### Requirements:
Locate the string "General" in the records below. Copy every line where it occurs.

▼

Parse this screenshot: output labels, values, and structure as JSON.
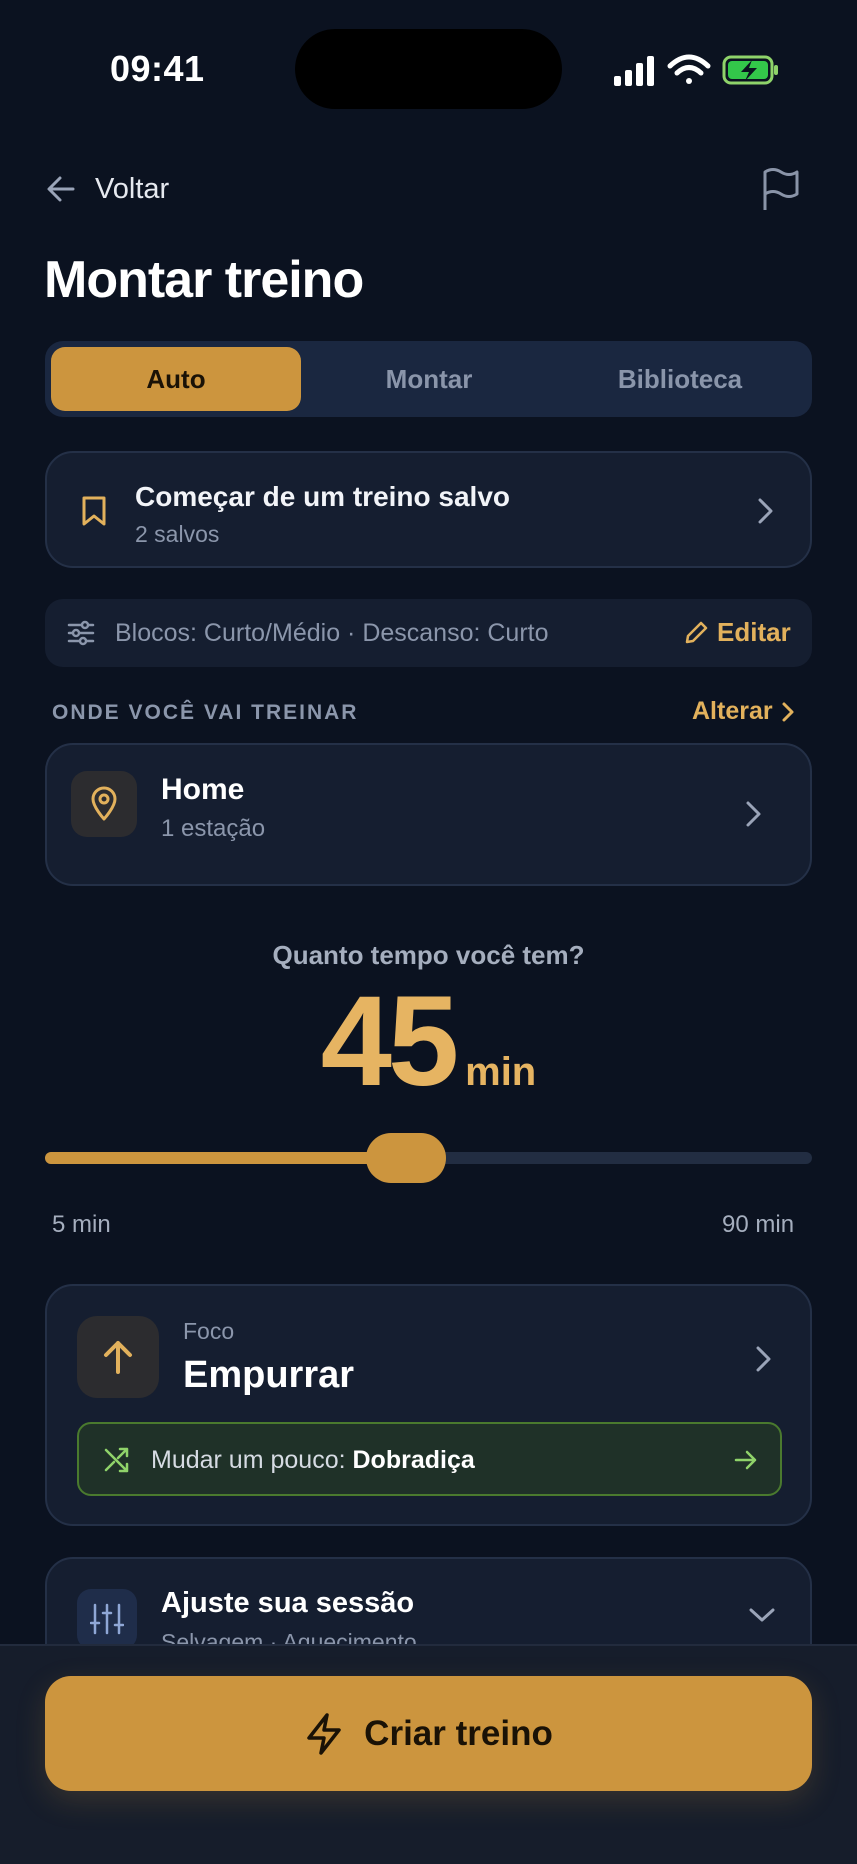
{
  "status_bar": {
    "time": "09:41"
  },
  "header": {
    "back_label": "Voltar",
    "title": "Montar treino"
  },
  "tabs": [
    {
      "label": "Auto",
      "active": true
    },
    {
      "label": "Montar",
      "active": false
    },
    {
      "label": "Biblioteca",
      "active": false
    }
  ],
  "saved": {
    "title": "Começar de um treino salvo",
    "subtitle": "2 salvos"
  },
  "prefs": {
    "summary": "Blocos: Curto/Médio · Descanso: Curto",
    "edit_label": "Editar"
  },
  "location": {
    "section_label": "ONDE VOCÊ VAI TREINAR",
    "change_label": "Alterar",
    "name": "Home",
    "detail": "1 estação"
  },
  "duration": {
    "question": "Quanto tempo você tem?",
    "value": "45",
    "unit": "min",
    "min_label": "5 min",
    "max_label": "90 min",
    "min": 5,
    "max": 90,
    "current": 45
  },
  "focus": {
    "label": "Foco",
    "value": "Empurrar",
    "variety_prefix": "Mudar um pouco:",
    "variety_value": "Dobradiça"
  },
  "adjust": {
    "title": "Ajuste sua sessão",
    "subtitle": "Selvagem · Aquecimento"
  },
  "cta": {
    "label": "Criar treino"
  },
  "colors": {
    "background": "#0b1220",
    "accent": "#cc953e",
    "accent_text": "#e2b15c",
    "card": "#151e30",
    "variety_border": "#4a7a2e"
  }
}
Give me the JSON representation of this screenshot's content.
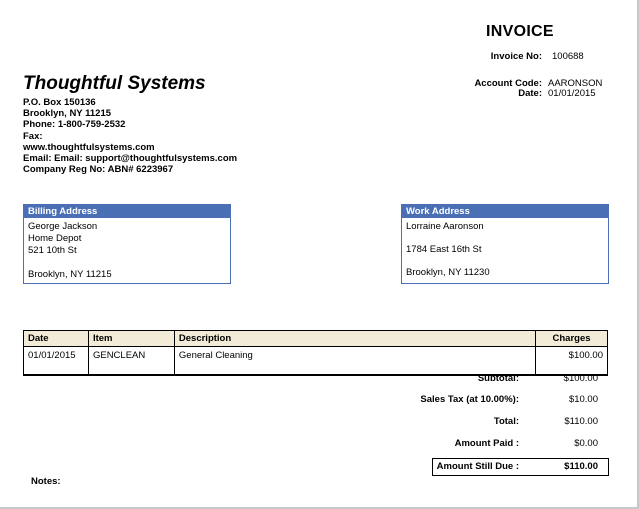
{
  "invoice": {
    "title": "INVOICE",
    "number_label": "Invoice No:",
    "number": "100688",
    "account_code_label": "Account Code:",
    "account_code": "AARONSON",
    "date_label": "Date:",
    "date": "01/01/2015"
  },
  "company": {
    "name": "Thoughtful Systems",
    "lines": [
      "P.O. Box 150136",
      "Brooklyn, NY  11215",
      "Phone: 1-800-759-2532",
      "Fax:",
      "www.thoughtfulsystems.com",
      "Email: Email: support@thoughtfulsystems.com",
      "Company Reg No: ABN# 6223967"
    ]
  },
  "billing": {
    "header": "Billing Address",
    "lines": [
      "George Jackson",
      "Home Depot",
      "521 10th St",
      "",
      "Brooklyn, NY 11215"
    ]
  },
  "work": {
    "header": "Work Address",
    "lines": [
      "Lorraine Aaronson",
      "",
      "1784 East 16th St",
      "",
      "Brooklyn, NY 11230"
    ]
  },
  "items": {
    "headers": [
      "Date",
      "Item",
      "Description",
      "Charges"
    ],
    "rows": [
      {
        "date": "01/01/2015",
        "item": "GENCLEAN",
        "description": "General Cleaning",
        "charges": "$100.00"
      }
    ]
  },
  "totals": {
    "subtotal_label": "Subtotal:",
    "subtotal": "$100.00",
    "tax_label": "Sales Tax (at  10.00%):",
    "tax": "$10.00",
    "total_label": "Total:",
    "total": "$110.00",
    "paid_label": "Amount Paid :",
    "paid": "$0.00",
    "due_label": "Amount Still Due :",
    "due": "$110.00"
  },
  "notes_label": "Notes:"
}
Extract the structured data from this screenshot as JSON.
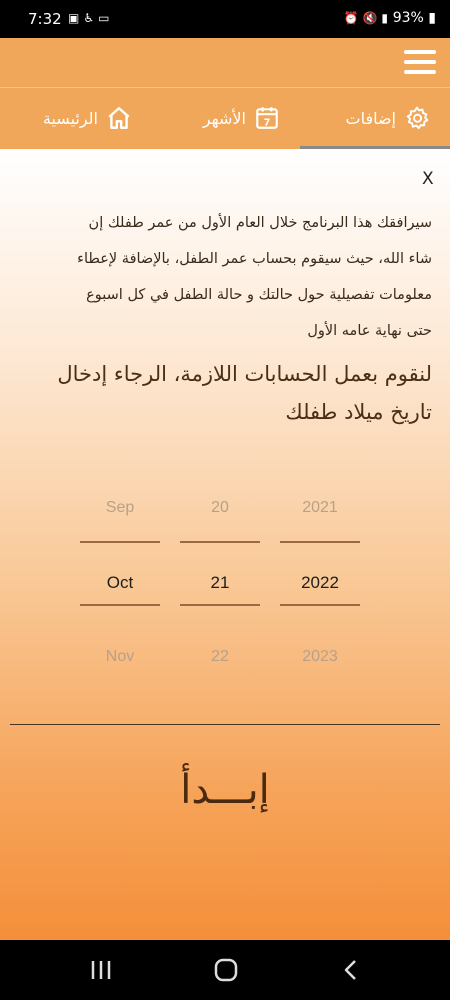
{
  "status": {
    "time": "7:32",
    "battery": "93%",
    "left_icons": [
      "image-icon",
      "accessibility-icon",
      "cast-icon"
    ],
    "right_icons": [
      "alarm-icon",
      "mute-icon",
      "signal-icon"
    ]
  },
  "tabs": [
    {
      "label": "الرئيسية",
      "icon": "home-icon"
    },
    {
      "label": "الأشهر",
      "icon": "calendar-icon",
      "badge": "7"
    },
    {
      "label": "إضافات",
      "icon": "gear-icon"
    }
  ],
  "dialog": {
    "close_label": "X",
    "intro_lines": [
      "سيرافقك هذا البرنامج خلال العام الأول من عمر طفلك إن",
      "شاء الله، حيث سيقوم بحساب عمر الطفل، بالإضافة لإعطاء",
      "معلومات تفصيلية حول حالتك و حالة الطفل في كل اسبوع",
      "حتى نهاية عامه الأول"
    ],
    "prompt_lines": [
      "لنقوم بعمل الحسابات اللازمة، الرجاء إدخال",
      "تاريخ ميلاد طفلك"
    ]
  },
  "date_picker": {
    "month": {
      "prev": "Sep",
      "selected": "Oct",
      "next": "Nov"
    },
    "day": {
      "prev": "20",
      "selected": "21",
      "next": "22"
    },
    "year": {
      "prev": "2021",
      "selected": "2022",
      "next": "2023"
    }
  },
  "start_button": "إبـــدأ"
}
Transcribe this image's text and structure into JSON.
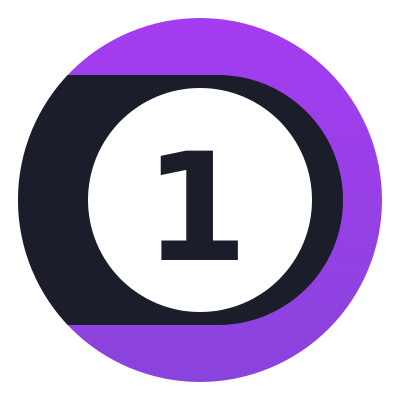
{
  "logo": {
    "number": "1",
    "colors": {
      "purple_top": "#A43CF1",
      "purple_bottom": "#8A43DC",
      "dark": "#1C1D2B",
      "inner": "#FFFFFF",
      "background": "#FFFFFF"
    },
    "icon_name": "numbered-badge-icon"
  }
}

▲
▼

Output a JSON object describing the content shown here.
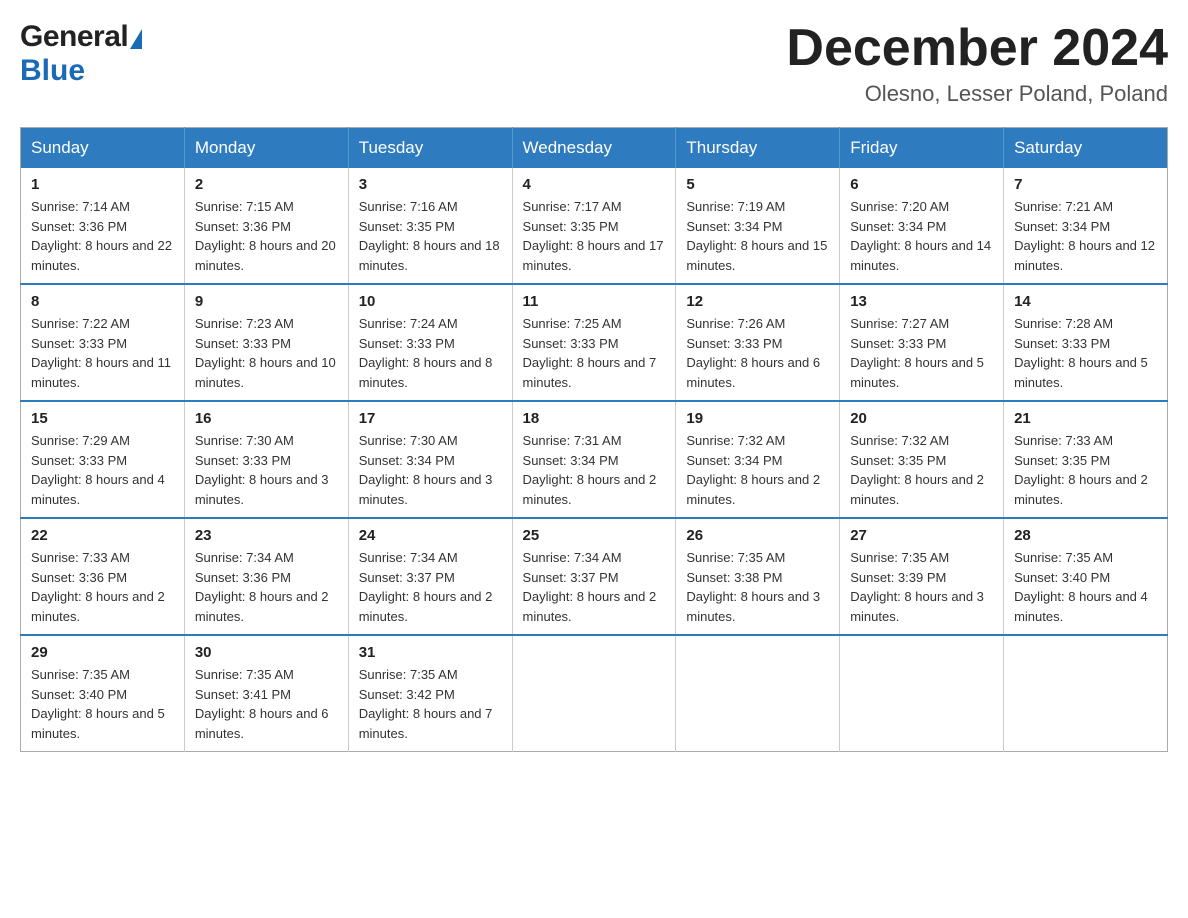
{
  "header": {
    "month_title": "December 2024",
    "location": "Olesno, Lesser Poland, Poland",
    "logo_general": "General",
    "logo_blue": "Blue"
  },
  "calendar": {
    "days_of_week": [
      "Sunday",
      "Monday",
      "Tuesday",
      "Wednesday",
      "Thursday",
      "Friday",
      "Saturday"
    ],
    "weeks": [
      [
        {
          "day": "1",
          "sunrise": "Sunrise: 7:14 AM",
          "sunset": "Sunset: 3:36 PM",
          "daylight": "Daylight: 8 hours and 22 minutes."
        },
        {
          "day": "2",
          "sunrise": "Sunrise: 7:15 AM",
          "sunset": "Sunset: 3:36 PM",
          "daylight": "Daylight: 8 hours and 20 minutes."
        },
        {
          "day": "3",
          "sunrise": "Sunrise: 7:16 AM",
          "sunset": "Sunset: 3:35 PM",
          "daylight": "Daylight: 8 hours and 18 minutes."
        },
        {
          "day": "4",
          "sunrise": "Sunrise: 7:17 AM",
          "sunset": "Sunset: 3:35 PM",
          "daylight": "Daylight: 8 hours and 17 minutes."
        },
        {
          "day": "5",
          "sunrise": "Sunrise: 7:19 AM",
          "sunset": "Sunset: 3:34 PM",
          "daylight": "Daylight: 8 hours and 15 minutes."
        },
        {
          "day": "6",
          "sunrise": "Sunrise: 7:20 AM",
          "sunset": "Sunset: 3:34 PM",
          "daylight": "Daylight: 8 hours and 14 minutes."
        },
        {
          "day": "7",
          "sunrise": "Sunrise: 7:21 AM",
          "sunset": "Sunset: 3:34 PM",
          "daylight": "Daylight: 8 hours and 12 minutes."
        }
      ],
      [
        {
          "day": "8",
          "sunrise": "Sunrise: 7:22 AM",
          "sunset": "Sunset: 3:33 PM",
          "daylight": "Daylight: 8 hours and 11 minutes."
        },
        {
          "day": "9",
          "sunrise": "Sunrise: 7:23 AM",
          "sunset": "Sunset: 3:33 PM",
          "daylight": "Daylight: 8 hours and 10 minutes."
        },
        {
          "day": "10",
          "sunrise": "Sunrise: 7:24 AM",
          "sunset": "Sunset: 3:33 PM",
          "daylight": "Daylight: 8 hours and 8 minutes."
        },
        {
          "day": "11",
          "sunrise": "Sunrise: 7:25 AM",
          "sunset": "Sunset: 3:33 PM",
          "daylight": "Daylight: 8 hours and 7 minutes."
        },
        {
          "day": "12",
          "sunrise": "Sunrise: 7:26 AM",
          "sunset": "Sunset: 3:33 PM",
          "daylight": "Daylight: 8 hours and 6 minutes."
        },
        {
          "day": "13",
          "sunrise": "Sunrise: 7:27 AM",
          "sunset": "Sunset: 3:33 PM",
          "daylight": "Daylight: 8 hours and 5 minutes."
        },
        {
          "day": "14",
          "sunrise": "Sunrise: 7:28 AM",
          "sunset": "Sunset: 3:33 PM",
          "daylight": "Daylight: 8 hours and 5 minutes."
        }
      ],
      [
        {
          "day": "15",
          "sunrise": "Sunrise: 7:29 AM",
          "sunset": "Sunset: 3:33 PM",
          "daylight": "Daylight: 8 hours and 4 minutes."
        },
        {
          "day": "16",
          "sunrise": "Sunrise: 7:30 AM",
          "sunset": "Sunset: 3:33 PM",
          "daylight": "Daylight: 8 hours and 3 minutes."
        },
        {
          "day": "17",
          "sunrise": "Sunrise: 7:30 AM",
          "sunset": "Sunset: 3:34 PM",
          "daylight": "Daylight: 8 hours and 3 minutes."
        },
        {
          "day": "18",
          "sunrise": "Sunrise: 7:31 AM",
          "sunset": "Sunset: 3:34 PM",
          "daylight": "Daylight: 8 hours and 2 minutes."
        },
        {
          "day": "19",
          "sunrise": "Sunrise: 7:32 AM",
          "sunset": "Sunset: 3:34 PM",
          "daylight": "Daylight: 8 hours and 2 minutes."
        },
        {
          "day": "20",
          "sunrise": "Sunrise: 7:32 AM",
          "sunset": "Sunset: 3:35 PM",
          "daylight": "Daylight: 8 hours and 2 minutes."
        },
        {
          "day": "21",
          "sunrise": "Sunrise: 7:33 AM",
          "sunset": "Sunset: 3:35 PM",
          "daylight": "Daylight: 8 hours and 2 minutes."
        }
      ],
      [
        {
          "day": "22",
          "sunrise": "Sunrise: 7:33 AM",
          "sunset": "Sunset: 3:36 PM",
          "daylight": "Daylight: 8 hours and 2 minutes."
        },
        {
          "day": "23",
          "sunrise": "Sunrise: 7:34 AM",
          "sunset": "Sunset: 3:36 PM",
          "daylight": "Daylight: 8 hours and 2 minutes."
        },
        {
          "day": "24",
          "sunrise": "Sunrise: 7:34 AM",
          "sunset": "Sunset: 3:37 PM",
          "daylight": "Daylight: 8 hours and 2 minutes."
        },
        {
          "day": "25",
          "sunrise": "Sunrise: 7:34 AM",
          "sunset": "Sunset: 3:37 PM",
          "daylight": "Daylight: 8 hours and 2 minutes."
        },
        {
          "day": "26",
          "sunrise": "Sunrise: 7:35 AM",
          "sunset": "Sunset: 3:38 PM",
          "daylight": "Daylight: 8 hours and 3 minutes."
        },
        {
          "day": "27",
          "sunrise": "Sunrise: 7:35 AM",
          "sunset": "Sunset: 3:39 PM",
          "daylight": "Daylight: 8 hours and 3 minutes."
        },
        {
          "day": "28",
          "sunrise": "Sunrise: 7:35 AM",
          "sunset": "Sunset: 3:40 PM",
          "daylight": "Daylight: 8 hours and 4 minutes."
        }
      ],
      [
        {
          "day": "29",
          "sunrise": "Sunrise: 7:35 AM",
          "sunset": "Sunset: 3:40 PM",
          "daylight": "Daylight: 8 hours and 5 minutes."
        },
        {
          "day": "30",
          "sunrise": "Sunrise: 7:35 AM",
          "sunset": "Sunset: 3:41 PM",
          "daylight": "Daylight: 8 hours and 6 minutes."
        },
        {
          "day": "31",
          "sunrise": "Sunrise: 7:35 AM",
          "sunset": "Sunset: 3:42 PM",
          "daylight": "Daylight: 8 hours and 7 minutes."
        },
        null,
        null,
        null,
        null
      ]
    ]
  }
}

▲

### Task answer:
        "description": "General Cleaning",
    "logo_general": "General",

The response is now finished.